### [WORK TO DO]
Write out every entry precisely as given, leaving the pictures out.

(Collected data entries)
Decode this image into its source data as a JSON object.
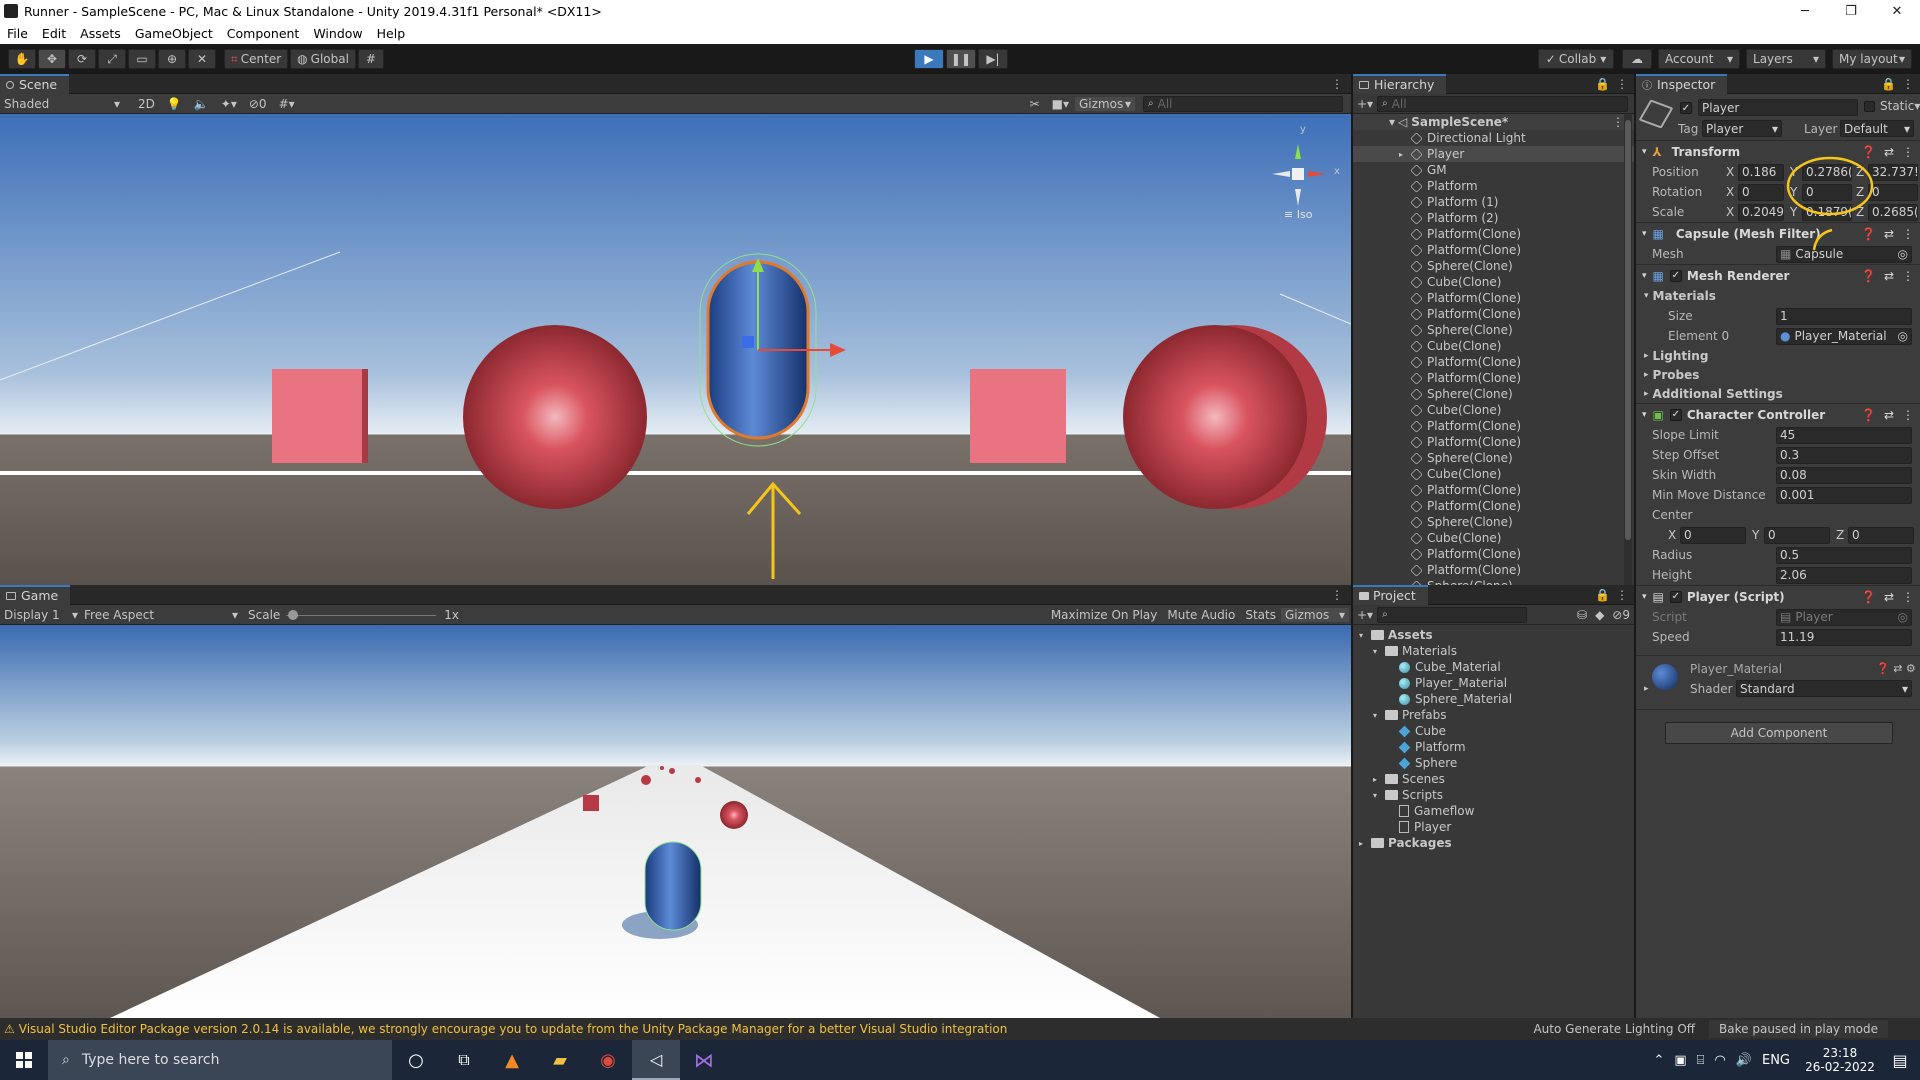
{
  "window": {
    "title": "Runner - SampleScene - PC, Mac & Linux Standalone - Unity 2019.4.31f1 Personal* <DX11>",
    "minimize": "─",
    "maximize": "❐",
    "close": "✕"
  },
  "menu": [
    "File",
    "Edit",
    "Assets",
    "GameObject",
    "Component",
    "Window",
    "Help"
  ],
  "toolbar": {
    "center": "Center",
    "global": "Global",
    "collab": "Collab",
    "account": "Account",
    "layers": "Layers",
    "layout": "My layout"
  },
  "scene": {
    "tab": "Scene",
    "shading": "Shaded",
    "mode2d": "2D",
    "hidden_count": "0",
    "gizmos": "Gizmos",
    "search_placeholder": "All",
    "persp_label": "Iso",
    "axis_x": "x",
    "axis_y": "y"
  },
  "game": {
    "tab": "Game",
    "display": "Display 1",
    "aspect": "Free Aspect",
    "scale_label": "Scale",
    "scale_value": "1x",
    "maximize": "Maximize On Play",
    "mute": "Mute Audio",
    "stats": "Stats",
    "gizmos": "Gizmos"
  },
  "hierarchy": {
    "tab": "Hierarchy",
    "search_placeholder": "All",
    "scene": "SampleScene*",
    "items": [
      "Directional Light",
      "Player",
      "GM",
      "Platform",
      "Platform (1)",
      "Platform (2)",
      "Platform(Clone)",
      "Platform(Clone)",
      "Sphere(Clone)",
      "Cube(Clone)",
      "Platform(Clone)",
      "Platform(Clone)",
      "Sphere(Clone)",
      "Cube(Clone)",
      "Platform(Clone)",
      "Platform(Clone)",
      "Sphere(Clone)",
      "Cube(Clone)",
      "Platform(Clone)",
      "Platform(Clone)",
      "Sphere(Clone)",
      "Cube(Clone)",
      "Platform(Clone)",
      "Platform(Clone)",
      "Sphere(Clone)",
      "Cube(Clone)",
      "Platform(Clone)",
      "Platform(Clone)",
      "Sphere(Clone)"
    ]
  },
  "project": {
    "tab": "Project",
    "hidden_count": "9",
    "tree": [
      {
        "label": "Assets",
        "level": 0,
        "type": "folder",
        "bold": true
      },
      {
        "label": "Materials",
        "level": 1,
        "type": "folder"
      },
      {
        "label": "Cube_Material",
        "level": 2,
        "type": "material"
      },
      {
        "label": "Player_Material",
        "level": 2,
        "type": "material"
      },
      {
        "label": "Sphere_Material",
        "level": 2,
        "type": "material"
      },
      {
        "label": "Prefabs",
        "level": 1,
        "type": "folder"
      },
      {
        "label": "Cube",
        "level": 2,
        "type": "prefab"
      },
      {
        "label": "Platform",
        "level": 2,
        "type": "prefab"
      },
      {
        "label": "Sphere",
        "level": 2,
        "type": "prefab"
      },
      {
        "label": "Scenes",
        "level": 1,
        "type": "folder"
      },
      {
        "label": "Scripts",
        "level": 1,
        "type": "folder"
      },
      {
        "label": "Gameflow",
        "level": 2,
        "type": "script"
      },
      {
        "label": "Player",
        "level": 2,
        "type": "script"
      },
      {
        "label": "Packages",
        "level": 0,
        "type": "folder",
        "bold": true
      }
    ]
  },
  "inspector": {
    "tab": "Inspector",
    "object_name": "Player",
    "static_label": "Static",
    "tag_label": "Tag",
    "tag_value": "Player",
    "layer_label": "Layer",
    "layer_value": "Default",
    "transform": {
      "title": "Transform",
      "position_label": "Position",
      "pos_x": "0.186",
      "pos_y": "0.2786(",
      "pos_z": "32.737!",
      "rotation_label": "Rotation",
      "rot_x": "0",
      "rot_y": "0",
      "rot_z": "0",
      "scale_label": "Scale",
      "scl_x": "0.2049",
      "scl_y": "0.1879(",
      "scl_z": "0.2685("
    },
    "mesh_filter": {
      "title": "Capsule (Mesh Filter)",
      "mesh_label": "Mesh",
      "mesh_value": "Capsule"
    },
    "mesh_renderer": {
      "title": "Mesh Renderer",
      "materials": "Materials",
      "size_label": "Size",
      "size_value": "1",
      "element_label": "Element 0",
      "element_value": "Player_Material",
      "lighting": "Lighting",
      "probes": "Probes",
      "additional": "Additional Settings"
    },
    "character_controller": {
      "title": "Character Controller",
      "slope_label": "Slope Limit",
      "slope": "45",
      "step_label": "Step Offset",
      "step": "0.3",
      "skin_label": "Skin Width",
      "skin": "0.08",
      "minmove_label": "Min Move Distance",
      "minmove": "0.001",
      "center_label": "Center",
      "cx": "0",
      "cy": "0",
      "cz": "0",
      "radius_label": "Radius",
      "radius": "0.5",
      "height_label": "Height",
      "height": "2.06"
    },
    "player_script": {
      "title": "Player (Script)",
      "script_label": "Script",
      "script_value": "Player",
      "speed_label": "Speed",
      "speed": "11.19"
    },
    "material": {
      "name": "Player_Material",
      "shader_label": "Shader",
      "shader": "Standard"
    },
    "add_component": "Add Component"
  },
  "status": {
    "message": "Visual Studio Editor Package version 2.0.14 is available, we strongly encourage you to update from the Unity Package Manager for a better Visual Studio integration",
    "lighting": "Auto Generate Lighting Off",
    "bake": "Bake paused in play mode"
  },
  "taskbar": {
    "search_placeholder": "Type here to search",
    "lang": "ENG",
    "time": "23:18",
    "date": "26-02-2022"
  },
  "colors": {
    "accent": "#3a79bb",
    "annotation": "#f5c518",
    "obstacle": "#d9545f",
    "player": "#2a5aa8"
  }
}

### [CORRECT ANSWER]
Decode this image into its source data as a JSON object.
{
  "window": {
    "title": "Runner - SampleScene - PC, Mac & Linux Standalone - Unity 2019.4.31f1 Personal* <DX11>",
    "minimize": "─",
    "maximize": "❐",
    "close": "✕"
  },
  "menu": [
    "File",
    "Edit",
    "Assets",
    "GameObject",
    "Component",
    "Window",
    "Help"
  ],
  "toolbar": {
    "center": "Center",
    "global": "Global",
    "collab": "Collab",
    "account": "Account",
    "layers": "Layers",
    "layout": "My layout"
  },
  "scene": {
    "tab": "Scene",
    "shading": "Shaded",
    "mode2d": "2D",
    "hidden_count": "0",
    "gizmos": "Gizmos",
    "search_placeholder": "All",
    "persp_label": "Iso",
    "axis_x": "x",
    "axis_y": "y"
  },
  "game": {
    "tab": "Game",
    "display": "Display 1",
    "aspect": "Free Aspect",
    "scale_label": "Scale",
    "scale_value": "1x",
    "maximize": "Maximize On Play",
    "mute": "Mute Audio",
    "stats": "Stats",
    "gizmos": "Gizmos"
  },
  "hierarchy": {
    "tab": "Hierarchy",
    "search_placeholder": "All",
    "scene": "SampleScene*",
    "items": [
      "Directional Light",
      "Player",
      "GM",
      "Platform",
      "Platform (1)",
      "Platform (2)",
      "Platform(Clone)",
      "Platform(Clone)",
      "Sphere(Clone)",
      "Cube(Clone)",
      "Platform(Clone)",
      "Platform(Clone)",
      "Sphere(Clone)",
      "Cube(Clone)",
      "Platform(Clone)",
      "Platform(Clone)",
      "Sphere(Clone)",
      "Cube(Clone)",
      "Platform(Clone)",
      "Platform(Clone)",
      "Sphere(Clone)",
      "Cube(Clone)",
      "Platform(Clone)",
      "Platform(Clone)",
      "Sphere(Clone)",
      "Cube(Clone)",
      "Platform(Clone)",
      "Platform(Clone)",
      "Sphere(Clone)"
    ]
  },
  "project": {
    "tab": "Project",
    "hidden_count": "9",
    "tree": [
      {
        "label": "Assets",
        "level": 0,
        "type": "folder",
        "bold": true
      },
      {
        "label": "Materials",
        "level": 1,
        "type": "folder"
      },
      {
        "label": "Cube_Material",
        "level": 2,
        "type": "material"
      },
      {
        "label": "Player_Material",
        "level": 2,
        "type": "material"
      },
      {
        "label": "Sphere_Material",
        "level": 2,
        "type": "material"
      },
      {
        "label": "Prefabs",
        "level": 1,
        "type": "folder"
      },
      {
        "label": "Cube",
        "level": 2,
        "type": "prefab"
      },
      {
        "label": "Platform",
        "level": 2,
        "type": "prefab"
      },
      {
        "label": "Sphere",
        "level": 2,
        "type": "prefab"
      },
      {
        "label": "Scenes",
        "level": 1,
        "type": "folder"
      },
      {
        "label": "Scripts",
        "level": 1,
        "type": "folder"
      },
      {
        "label": "Gameflow",
        "level": 2,
        "type": "script"
      },
      {
        "label": "Player",
        "level": 2,
        "type": "script"
      },
      {
        "label": "Packages",
        "level": 0,
        "type": "folder",
        "bold": true
      }
    ]
  },
  "inspector": {
    "tab": "Inspector",
    "object_name": "Player",
    "static_label": "Static",
    "tag_label": "Tag",
    "tag_value": "Player",
    "layer_label": "Layer",
    "layer_value": "Default",
    "transform": {
      "title": "Transform",
      "position_label": "Position",
      "pos_x": "0.186",
      "pos_y": "0.2786(",
      "pos_z": "32.737!",
      "rotation_label": "Rotation",
      "rot_x": "0",
      "rot_y": "0",
      "rot_z": "0",
      "scale_label": "Scale",
      "scl_x": "0.2049",
      "scl_y": "0.1879(",
      "scl_z": "0.2685("
    },
    "mesh_filter": {
      "title": "Capsule (Mesh Filter)",
      "mesh_label": "Mesh",
      "mesh_value": "Capsule"
    },
    "mesh_renderer": {
      "title": "Mesh Renderer",
      "materials": "Materials",
      "size_label": "Size",
      "size_value": "1",
      "element_label": "Element 0",
      "element_value": "Player_Material",
      "lighting": "Lighting",
      "probes": "Probes",
      "additional": "Additional Settings"
    },
    "character_controller": {
      "title": "Character Controller",
      "slope_label": "Slope Limit",
      "slope": "45",
      "step_label": "Step Offset",
      "step": "0.3",
      "skin_label": "Skin Width",
      "skin": "0.08",
      "minmove_label": "Min Move Distance",
      "minmove": "0.001",
      "center_label": "Center",
      "cx": "0",
      "cy": "0",
      "cz": "0",
      "radius_label": "Radius",
      "radius": "0.5",
      "height_label": "Height",
      "height": "2.06"
    },
    "player_script": {
      "title": "Player (Script)",
      "script_label": "Script",
      "script_value": "Player",
      "speed_label": "Speed",
      "speed": "11.19"
    },
    "material": {
      "name": "Player_Material",
      "shader_label": "Shader",
      "shader": "Standard"
    },
    "add_component": "Add Component"
  },
  "status": {
    "message": "Visual Studio Editor Package version 2.0.14 is available, we strongly encourage you to update from the Unity Package Manager for a better Visual Studio integration",
    "lighting": "Auto Generate Lighting Off",
    "bake": "Bake paused in play mode"
  },
  "taskbar": {
    "search_placeholder": "Type here to search",
    "lang": "ENG",
    "time": "23:18",
    "date": "26-02-2022"
  },
  "colors": {
    "accent": "#3a79bb",
    "annotation": "#f5c518",
    "obstacle": "#d9545f",
    "player": "#2a5aa8"
  }
}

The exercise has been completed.